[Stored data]
--- begin ---

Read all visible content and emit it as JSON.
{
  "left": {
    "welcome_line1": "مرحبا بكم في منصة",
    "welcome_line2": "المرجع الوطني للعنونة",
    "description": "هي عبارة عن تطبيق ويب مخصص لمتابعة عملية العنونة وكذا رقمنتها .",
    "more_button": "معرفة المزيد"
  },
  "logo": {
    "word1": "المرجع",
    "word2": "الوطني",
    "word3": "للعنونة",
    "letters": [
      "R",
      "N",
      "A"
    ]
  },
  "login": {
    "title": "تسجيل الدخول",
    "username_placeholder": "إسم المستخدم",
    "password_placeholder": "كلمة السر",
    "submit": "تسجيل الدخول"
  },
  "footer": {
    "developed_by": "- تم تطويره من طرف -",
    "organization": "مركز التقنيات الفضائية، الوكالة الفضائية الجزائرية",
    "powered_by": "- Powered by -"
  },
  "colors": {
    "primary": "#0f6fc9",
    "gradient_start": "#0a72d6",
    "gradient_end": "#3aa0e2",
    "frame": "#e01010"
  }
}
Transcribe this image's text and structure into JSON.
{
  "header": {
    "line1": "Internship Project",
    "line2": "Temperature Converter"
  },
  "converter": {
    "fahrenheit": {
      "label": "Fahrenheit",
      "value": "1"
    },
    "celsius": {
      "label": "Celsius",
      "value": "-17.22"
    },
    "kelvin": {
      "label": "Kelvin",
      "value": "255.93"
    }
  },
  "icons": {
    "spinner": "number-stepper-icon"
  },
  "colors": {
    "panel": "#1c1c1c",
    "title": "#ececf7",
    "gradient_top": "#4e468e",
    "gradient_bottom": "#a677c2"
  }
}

--- end ---

→ **STATED TASK**
Your task is to return the full listing exactly as it was given.

→ **THE RESPONSE**
Read all visible content and emit it as JSON.
{
  "left": {
    "welcome_line1": "مرحبا بكم في منصة",
    "welcome_line2": "المرجع الوطني للعنونة",
    "description": "هي عبارة عن تطبيق ويب مخصص لمتابعة عملية العنونة وكذا رقمنتها .",
    "more_button": "معرفة المزيد"
  },
  "logo": {
    "word1": "المرجع",
    "word2": "الوطني",
    "word3": "للعنونة",
    "letters": [
      "R",
      "N",
      "A"
    ]
  },
  "login": {
    "title": "تسجيل الدخول",
    "username_placeholder": "إسم المستخدم",
    "password_placeholder": "كلمة السر",
    "submit": "تسجيل الدخول"
  },
  "footer": {
    "developed_by": "- تم تطويره من طرف -",
    "organization": "مركز التقنيات الفضائية، الوكالة الفضائية الجزائرية",
    "powered_by": "- Powered by -"
  },
  "colors": {
    "primary": "#0f6fc9",
    "gradient_start": "#0a72d6",
    "gradient_end": "#3aa0e2",
    "frame": "#e01010"
  }
}
Transcribe this image's text and structure into JSON.
{
  "header": {
    "line1": "Internship Project",
    "line2": "Temperature Converter"
  },
  "converter": {
    "fahrenheit": {
      "label": "Fahrenheit",
      "value": "1"
    },
    "celsius": {
      "label": "Celsius",
      "value": "-17.22"
    },
    "kelvin": {
      "label": "Kelvin",
      "value": "255.93"
    }
  },
  "icons": {
    "spinner": "number-stepper-icon"
  },
  "colors": {
    "panel": "#1c1c1c",
    "title": "#ececf7",
    "gradient_top": "#4e468e",
    "gradient_bottom": "#a677c2"
  }
}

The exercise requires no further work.